-- Given task --
State how many lines of the data contain the word "structure", and write nothing besides the number.

* BEGIN *

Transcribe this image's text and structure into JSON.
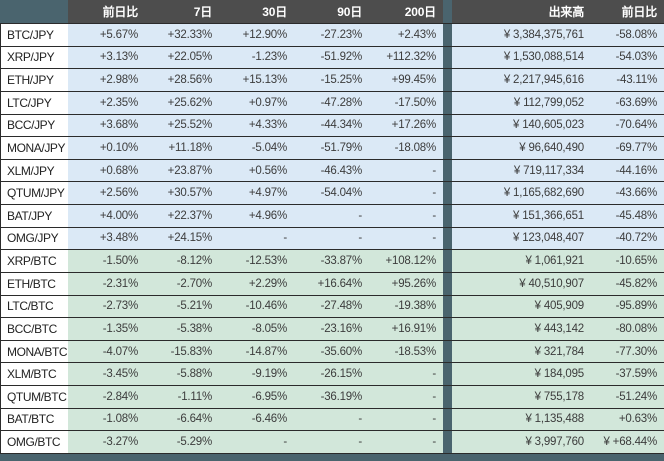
{
  "colors": {
    "header_bg": "#4d4d4d",
    "accent_teal": "#4a646e",
    "jpy_row_bg": "#dbe9f6",
    "btc_row_bg": "#d2e7da",
    "pair_cell_bg": "#ffffff",
    "row_border": "#2b2b2b",
    "header_text": "#ffffff",
    "value_text": "#3c3c3c"
  },
  "table": {
    "columns": [
      "",
      "前日比",
      "7日",
      "30日",
      "90日",
      "200日",
      "出来高",
      "前日比"
    ],
    "rows": [
      {
        "pair": "BTC/JPY",
        "group": "jpy",
        "cells": [
          "+5.67%",
          "+32.33%",
          "+12.90%",
          "-27.23%",
          "+2.43%",
          "¥ 3,384,375,761",
          "-58.08%"
        ]
      },
      {
        "pair": "XRP/JPY",
        "group": "jpy",
        "cells": [
          "+3.13%",
          "+22.05%",
          "-1.23%",
          "-51.92%",
          "+112.32%",
          "¥ 1,530,088,514",
          "-54.03%"
        ]
      },
      {
        "pair": "ETH/JPY",
        "group": "jpy",
        "cells": [
          "+2.98%",
          "+28.56%",
          "+15.13%",
          "-15.25%",
          "+99.45%",
          "¥ 2,217,945,616",
          "-43.11%"
        ]
      },
      {
        "pair": "LTC/JPY",
        "group": "jpy",
        "cells": [
          "+2.35%",
          "+25.62%",
          "+0.97%",
          "-47.28%",
          "-17.50%",
          "¥ 112,799,052",
          "-63.69%"
        ]
      },
      {
        "pair": "BCC/JPY",
        "group": "jpy",
        "cells": [
          "+3.68%",
          "+25.52%",
          "+4.33%",
          "-44.34%",
          "+17.26%",
          "¥ 140,605,023",
          "-70.64%"
        ]
      },
      {
        "pair": "MONA/JPY",
        "group": "jpy",
        "cells": [
          "+0.10%",
          "+11.18%",
          "-5.04%",
          "-51.79%",
          "-18.08%",
          "¥ 96,640,490",
          "-69.77%"
        ]
      },
      {
        "pair": "XLM/JPY",
        "group": "jpy",
        "cells": [
          "+0.68%",
          "+23.87%",
          "+0.56%",
          "-46.43%",
          "-",
          "¥ 719,117,334",
          "-44.16%"
        ]
      },
      {
        "pair": "QTUM/JPY",
        "group": "jpy",
        "cells": [
          "+2.56%",
          "+30.57%",
          "+4.97%",
          "-54.04%",
          "-",
          "¥ 1,165,682,690",
          "-43.66%"
        ]
      },
      {
        "pair": "BAT/JPY",
        "group": "jpy",
        "cells": [
          "+4.00%",
          "+22.37%",
          "+4.96%",
          "-",
          "-",
          "¥ 151,366,651",
          "-45.48%"
        ]
      },
      {
        "pair": "OMG/JPY",
        "group": "jpy",
        "cells": [
          "+3.48%",
          "+24.15%",
          "-",
          "-",
          "-",
          "¥ 123,048,407",
          "-40.72%"
        ]
      },
      {
        "pair": "XRP/BTC",
        "group": "btc",
        "cells": [
          "-1.50%",
          "-8.12%",
          "-12.53%",
          "-33.87%",
          "+108.12%",
          "¥ 1,061,921",
          "-10.65%"
        ]
      },
      {
        "pair": "ETH/BTC",
        "group": "btc",
        "cells": [
          "-2.31%",
          "-2.70%",
          "+2.29%",
          "+16.64%",
          "+95.26%",
          "¥ 40,510,907",
          "-45.82%"
        ]
      },
      {
        "pair": "LTC/BTC",
        "group": "btc",
        "cells": [
          "-2.73%",
          "-5.21%",
          "-10.46%",
          "-27.48%",
          "-19.38%",
          "¥ 405,909",
          "-95.89%"
        ]
      },
      {
        "pair": "BCC/BTC",
        "group": "btc",
        "cells": [
          "-1.35%",
          "-5.38%",
          "-8.05%",
          "-23.16%",
          "+16.91%",
          "¥ 443,142",
          "-80.08%"
        ]
      },
      {
        "pair": "MONA/BTC",
        "group": "btc",
        "cells": [
          "-4.07%",
          "-15.83%",
          "-14.87%",
          "-35.60%",
          "-18.53%",
          "¥ 321,784",
          "-77.30%"
        ]
      },
      {
        "pair": "XLM/BTC",
        "group": "btc",
        "cells": [
          "-3.45%",
          "-5.88%",
          "-9.19%",
          "-26.15%",
          "-",
          "¥ 184,095",
          "-37.59%"
        ]
      },
      {
        "pair": "QTUM/BTC",
        "group": "btc",
        "cells": [
          "-2.84%",
          "-1.11%",
          "-6.95%",
          "-36.19%",
          "-",
          "¥ 755,178",
          "-51.24%"
        ]
      },
      {
        "pair": "BAT/BTC",
        "group": "btc",
        "cells": [
          "-1.08%",
          "-6.64%",
          "-6.46%",
          "-",
          "-",
          "¥ 1,135,488",
          "+0.63%"
        ]
      },
      {
        "pair": "OMG/BTC",
        "group": "btc",
        "cells": [
          "-3.27%",
          "-5.29%",
          "-",
          "-",
          "-",
          "¥ 3,997,760",
          "¥ +68.44%"
        ]
      }
    ]
  }
}
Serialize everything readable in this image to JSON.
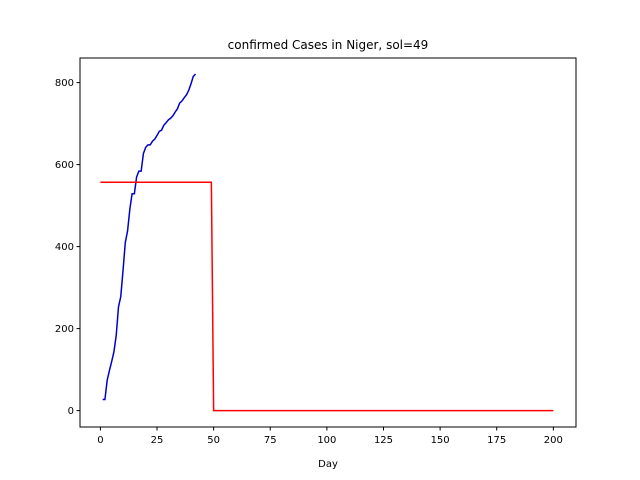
{
  "chart_data": {
    "type": "line",
    "title": "confirmed Cases in Niger, sol=49",
    "xlabel": "Day",
    "ylabel": "",
    "xlim": [
      -9,
      210
    ],
    "ylim": [
      -40,
      860
    ],
    "xticks": [
      0,
      25,
      50,
      75,
      100,
      125,
      150,
      175,
      200
    ],
    "yticks": [
      0,
      200,
      400,
      600,
      800
    ],
    "grid": false,
    "series": [
      {
        "color": "#0000cc",
        "x": [
          1,
          2,
          3,
          4,
          5,
          6,
          7,
          8,
          9,
          10,
          11,
          12,
          13,
          14,
          15,
          16,
          17,
          18,
          19,
          20,
          21,
          22,
          23,
          24,
          25,
          26,
          27,
          28,
          29,
          30,
          31,
          32,
          33,
          34,
          35,
          36,
          37,
          38,
          39,
          40,
          41,
          42
        ],
        "y": [
          27,
          27,
          74,
          98,
          120,
          144,
          184,
          253,
          278,
          342,
          410,
          438,
          491,
          529,
          529,
          570,
          584,
          584,
          627,
          642,
          648,
          648,
          657,
          662,
          671,
          681,
          684,
          696,
          702,
          709,
          713,
          719,
          728,
          736,
          750,
          755,
          763,
          770,
          781,
          797,
          815,
          821
        ]
      },
      {
        "color": "#ff0000",
        "x": [
          0,
          49,
          50,
          200
        ],
        "y": [
          557,
          557,
          0,
          0
        ]
      }
    ]
  }
}
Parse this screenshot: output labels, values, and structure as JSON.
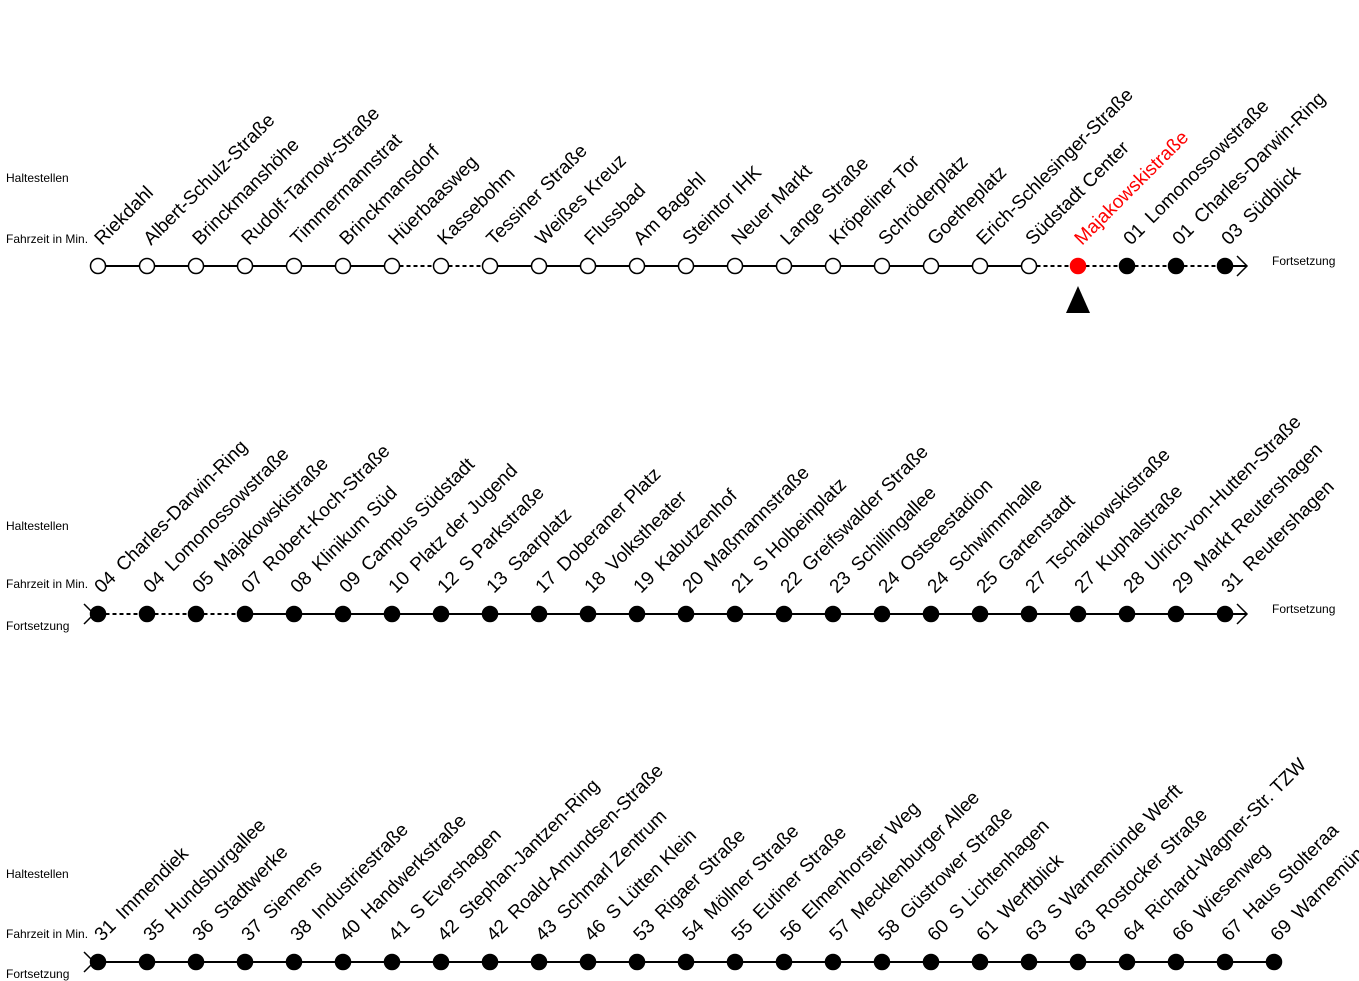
{
  "labels": {
    "stops": "Haltestellen",
    "travel_time": "Fahrzeit in Min.",
    "continuation": "Fortsetzung"
  },
  "colors": {
    "current_stop": "#ff0000",
    "line": "#000000",
    "open_stop_fill": "#ffffff",
    "next_stop_fill": "#000000"
  },
  "current_marker_icon": "triangle-up-icon",
  "rows": [
    {
      "continued_from_previous": false,
      "continues": true,
      "stops": [
        {
          "time": "",
          "name": "Riekdahl",
          "state": "past",
          "dashed_after": false
        },
        {
          "time": "",
          "name": "Albert-Schulz-Straße",
          "state": "past",
          "dashed_after": false
        },
        {
          "time": "",
          "name": "Brinckmanshöhe",
          "state": "past",
          "dashed_after": false
        },
        {
          "time": "",
          "name": "Rudolf-Tarnow-Straße",
          "state": "past",
          "dashed_after": false
        },
        {
          "time": "",
          "name": "Timmermannstrat",
          "state": "past",
          "dashed_after": false
        },
        {
          "time": "",
          "name": "Brinckmansdorf",
          "state": "past",
          "dashed_after": false
        },
        {
          "time": "",
          "name": "Hüerbaasweg",
          "state": "past",
          "dashed_after": true
        },
        {
          "time": "",
          "name": "Kassebohm",
          "state": "past",
          "dashed_after": true
        },
        {
          "time": "",
          "name": "Tessiner Straße",
          "state": "past",
          "dashed_after": false
        },
        {
          "time": "",
          "name": "Weißes Kreuz",
          "state": "past",
          "dashed_after": false
        },
        {
          "time": "",
          "name": "Flussbad",
          "state": "past",
          "dashed_after": false
        },
        {
          "time": "",
          "name": "Am Bagehl",
          "state": "past",
          "dashed_after": false
        },
        {
          "time": "",
          "name": "Steintor IHK",
          "state": "past",
          "dashed_after": false
        },
        {
          "time": "",
          "name": "Neuer Markt",
          "state": "past",
          "dashed_after": false
        },
        {
          "time": "",
          "name": "Lange Straße",
          "state": "past",
          "dashed_after": false
        },
        {
          "time": "",
          "name": "Kröpeliner Tor",
          "state": "past",
          "dashed_after": false
        },
        {
          "time": "",
          "name": "Schröderplatz",
          "state": "past",
          "dashed_after": false
        },
        {
          "time": "",
          "name": "Goetheplatz",
          "state": "past",
          "dashed_after": false
        },
        {
          "time": "",
          "name": "Erich-Schlesinger-Straße",
          "state": "past",
          "dashed_after": false
        },
        {
          "time": "",
          "name": "Südstadt Center",
          "state": "past",
          "dashed_after": true
        },
        {
          "time": "",
          "name": "Majakowskistraße",
          "state": "current",
          "dashed_after": true
        },
        {
          "time": "01",
          "name": "Lomonossowstraße",
          "state": "next",
          "dashed_after": true
        },
        {
          "time": "01",
          "name": "Charles-Darwin-Ring",
          "state": "next",
          "dashed_after": true
        },
        {
          "time": "03",
          "name": "Südblick",
          "state": "next",
          "dashed_after": false
        }
      ]
    },
    {
      "continued_from_previous": true,
      "continues": true,
      "stops": [
        {
          "time": "04",
          "name": "Charles-Darwin-Ring",
          "state": "next",
          "dashed_after": true
        },
        {
          "time": "04",
          "name": "Lomonossowstraße",
          "state": "next",
          "dashed_after": true
        },
        {
          "time": "05",
          "name": "Majakowskistraße",
          "state": "next",
          "dashed_after": true
        },
        {
          "time": "07",
          "name": "Robert-Koch-Straße",
          "state": "next",
          "dashed_after": false
        },
        {
          "time": "08",
          "name": "Klinikum Süd",
          "state": "next",
          "dashed_after": false
        },
        {
          "time": "09",
          "name": "Campus Südstadt",
          "state": "next",
          "dashed_after": false
        },
        {
          "time": "10",
          "name": "Platz der Jugend",
          "state": "next",
          "dashed_after": false
        },
        {
          "time": "12",
          "name": "S Parkstraße",
          "state": "next",
          "dashed_after": false
        },
        {
          "time": "13",
          "name": "Saarplatz",
          "state": "next",
          "dashed_after": false
        },
        {
          "time": "17",
          "name": "Doberaner Platz",
          "state": "next",
          "dashed_after": false
        },
        {
          "time": "18",
          "name": "Volkstheater",
          "state": "next",
          "dashed_after": false
        },
        {
          "time": "19",
          "name": "Kabutzenhof",
          "state": "next",
          "dashed_after": false
        },
        {
          "time": "20",
          "name": "Maßmannstraße",
          "state": "next",
          "dashed_after": false
        },
        {
          "time": "21",
          "name": "S Holbeinplatz",
          "state": "next",
          "dashed_after": false
        },
        {
          "time": "22",
          "name": "Greifswalder Straße",
          "state": "next",
          "dashed_after": false
        },
        {
          "time": "23",
          "name": "Schillingallee",
          "state": "next",
          "dashed_after": false
        },
        {
          "time": "24",
          "name": "Ostseestadion",
          "state": "next",
          "dashed_after": false
        },
        {
          "time": "24",
          "name": "Schwimmhalle",
          "state": "next",
          "dashed_after": false
        },
        {
          "time": "25",
          "name": "Gartenstadt",
          "state": "next",
          "dashed_after": false
        },
        {
          "time": "27",
          "name": "Tschaikowskistraße",
          "state": "next",
          "dashed_after": false
        },
        {
          "time": "27",
          "name": "Kuphalstraße",
          "state": "next",
          "dashed_after": false
        },
        {
          "time": "28",
          "name": "Ulrich-von-Hutten-Straße",
          "state": "next",
          "dashed_after": false
        },
        {
          "time": "29",
          "name": "Markt Reutershagen",
          "state": "next",
          "dashed_after": false
        },
        {
          "time": "31",
          "name": "Reutershagen",
          "state": "next",
          "dashed_after": false
        }
      ]
    },
    {
      "continued_from_previous": true,
      "continues": false,
      "stops": [
        {
          "time": "31",
          "name": "Immendiek",
          "state": "next",
          "dashed_after": false
        },
        {
          "time": "35",
          "name": "Hundsburgallee",
          "state": "next",
          "dashed_after": false
        },
        {
          "time": "36",
          "name": "Stadtwerke",
          "state": "next",
          "dashed_after": false
        },
        {
          "time": "37",
          "name": "Siemens",
          "state": "next",
          "dashed_after": false
        },
        {
          "time": "38",
          "name": "Industriestraße",
          "state": "next",
          "dashed_after": false
        },
        {
          "time": "40",
          "name": "Handwerkstraße",
          "state": "next",
          "dashed_after": false
        },
        {
          "time": "41",
          "name": "S Evershagen",
          "state": "next",
          "dashed_after": false
        },
        {
          "time": "42",
          "name": "Stephan-Jantzen-Ring",
          "state": "next",
          "dashed_after": false
        },
        {
          "time": "42",
          "name": "Roald-Amundsen-Straße",
          "state": "next",
          "dashed_after": false
        },
        {
          "time": "43",
          "name": "Schmarl Zentrum",
          "state": "next",
          "dashed_after": false
        },
        {
          "time": "46",
          "name": "S Lütten Klein",
          "state": "next",
          "dashed_after": false
        },
        {
          "time": "53",
          "name": "Rigaer Straße",
          "state": "next",
          "dashed_after": false
        },
        {
          "time": "54",
          "name": "Möllner Straße",
          "state": "next",
          "dashed_after": false
        },
        {
          "time": "55",
          "name": "Eutiner Straße",
          "state": "next",
          "dashed_after": false
        },
        {
          "time": "56",
          "name": "Elmenhorster Weg",
          "state": "next",
          "dashed_after": false
        },
        {
          "time": "57",
          "name": "Mecklenburger Allee",
          "state": "next",
          "dashed_after": false
        },
        {
          "time": "58",
          "name": "Güstrower Straße",
          "state": "next",
          "dashed_after": false
        },
        {
          "time": "60",
          "name": "S Lichtenhagen",
          "state": "next",
          "dashed_after": false
        },
        {
          "time": "61",
          "name": "Werftblick",
          "state": "next",
          "dashed_after": false
        },
        {
          "time": "63",
          "name": "S Warnemünde Werft",
          "state": "next",
          "dashed_after": false
        },
        {
          "time": "63",
          "name": "Rostocker Straße",
          "state": "next",
          "dashed_after": false
        },
        {
          "time": "64",
          "name": "Richard-Wagner-Str. TZW",
          "state": "next",
          "dashed_after": false
        },
        {
          "time": "66",
          "name": "Wiesenweg",
          "state": "next",
          "dashed_after": false
        },
        {
          "time": "67",
          "name": "Haus Stolteraa",
          "state": "next",
          "dashed_after": false
        },
        {
          "time": "69",
          "name": "Warnemünde",
          "state": "next",
          "dashed_after": false
        }
      ]
    }
  ]
}
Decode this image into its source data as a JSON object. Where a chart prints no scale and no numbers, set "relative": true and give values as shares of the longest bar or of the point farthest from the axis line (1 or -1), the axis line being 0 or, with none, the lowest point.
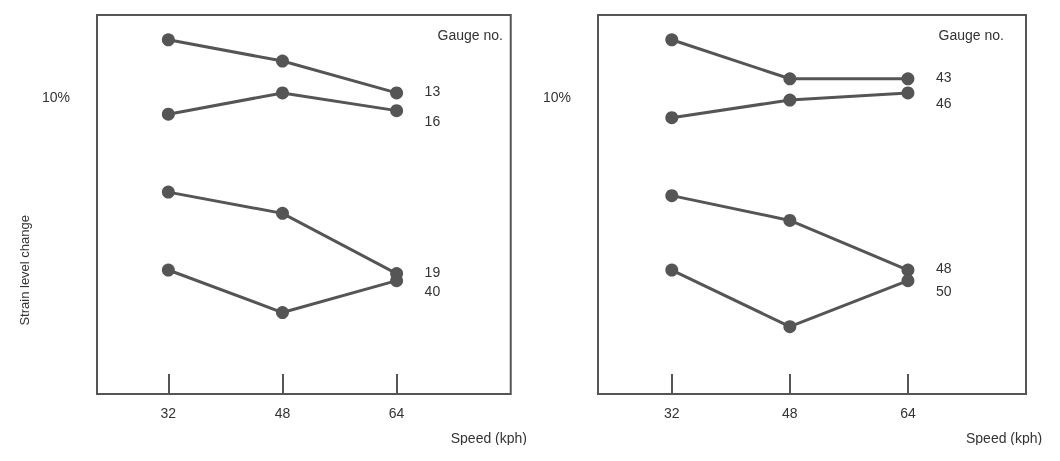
{
  "chart_data": [
    {
      "type": "line",
      "ylabel": "Strain level change",
      "xlabel": "Speed (kph)",
      "legend_title": "Gauge no.",
      "relative": true,
      "x": [
        32,
        48,
        64
      ],
      "xlim": [
        22,
        80
      ],
      "xticks": [
        32,
        48,
        64
      ],
      "marker": "circle",
      "grid": false,
      "legend": false,
      "annotations": [
        "10%"
      ],
      "series": [
        {
          "name": "13",
          "color": "#555555",
          "values": [
            1,
            0.94,
            0.85
          ]
        },
        {
          "name": "16",
          "color": "#555555",
          "values": [
            0.79,
            0.85,
            0.8
          ]
        },
        {
          "name": "19",
          "color": "#555555",
          "values": [
            0.57,
            0.51,
            0.34
          ]
        },
        {
          "name": "40",
          "color": "#555555",
          "values": [
            0.35,
            0.23,
            0.32
          ]
        }
      ]
    },
    {
      "type": "line",
      "xlabel": "Speed (kph)",
      "legend_title": "Gauge no.",
      "relative": true,
      "x": [
        32,
        48,
        64
      ],
      "xlim": [
        22,
        80
      ],
      "xticks": [
        32,
        48,
        64
      ],
      "marker": "circle",
      "grid": false,
      "legend": false,
      "annotations": [
        "10%"
      ],
      "series": [
        {
          "name": "43",
          "color": "#555555",
          "values": [
            1,
            0.89,
            0.89
          ]
        },
        {
          "name": "46",
          "color": "#555555",
          "values": [
            0.78,
            0.83,
            0.85
          ]
        },
        {
          "name": "48",
          "color": "#555555",
          "values": [
            0.56,
            0.49,
            0.35
          ]
        },
        {
          "name": "50",
          "color": "#555555",
          "values": [
            0.35,
            0.19,
            0.32
          ]
        }
      ]
    }
  ]
}
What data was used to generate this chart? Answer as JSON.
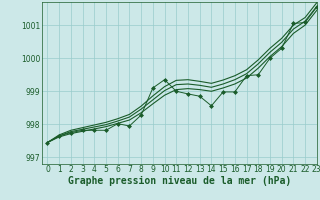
{
  "title": "Graphe pression niveau de la mer (hPa)",
  "background_color": "#cce8e8",
  "grid_color": "#99cccc",
  "line_color": "#1a5c2a",
  "xlim": [
    -0.5,
    23
  ],
  "ylim": [
    996.8,
    1001.7
  ],
  "yticks": [
    997,
    998,
    999,
    1000,
    1001
  ],
  "xticks": [
    0,
    1,
    2,
    3,
    4,
    5,
    6,
    7,
    8,
    9,
    10,
    11,
    12,
    13,
    14,
    15,
    16,
    17,
    18,
    19,
    20,
    21,
    22,
    23
  ],
  "smooth1": [
    997.45,
    997.62,
    997.72,
    997.79,
    997.86,
    997.93,
    998.03,
    998.13,
    998.35,
    998.62,
    998.88,
    999.05,
    999.08,
    999.05,
    999.0,
    999.1,
    999.22,
    999.4,
    999.7,
    1000.05,
    1000.35,
    1000.75,
    1001.0,
    1001.45
  ],
  "smooth2": [
    997.45,
    997.65,
    997.78,
    997.85,
    997.92,
    997.99,
    998.1,
    998.22,
    998.46,
    998.74,
    999.02,
    999.2,
    999.22,
    999.18,
    999.12,
    999.22,
    999.35,
    999.53,
    999.83,
    1000.18,
    1000.48,
    1000.88,
    1001.12,
    1001.57
  ],
  "smooth3": [
    997.45,
    997.68,
    997.82,
    997.9,
    997.98,
    998.06,
    998.17,
    998.3,
    998.55,
    998.86,
    999.14,
    999.33,
    999.35,
    999.3,
    999.24,
    999.34,
    999.47,
    999.65,
    999.95,
    1000.3,
    1000.6,
    1001.0,
    1001.23,
    1001.68
  ],
  "jagged": [
    997.45,
    997.65,
    997.75,
    997.82,
    997.82,
    997.82,
    998.02,
    997.95,
    998.28,
    999.1,
    999.35,
    999.0,
    998.92,
    998.85,
    998.56,
    998.98,
    998.98,
    999.47,
    999.5,
    1000.0,
    1000.3,
    1001.05,
    1001.08,
    1001.55
  ],
  "title_fontsize": 7,
  "tick_fontsize": 5.5
}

* END *

-- Worked solution --
2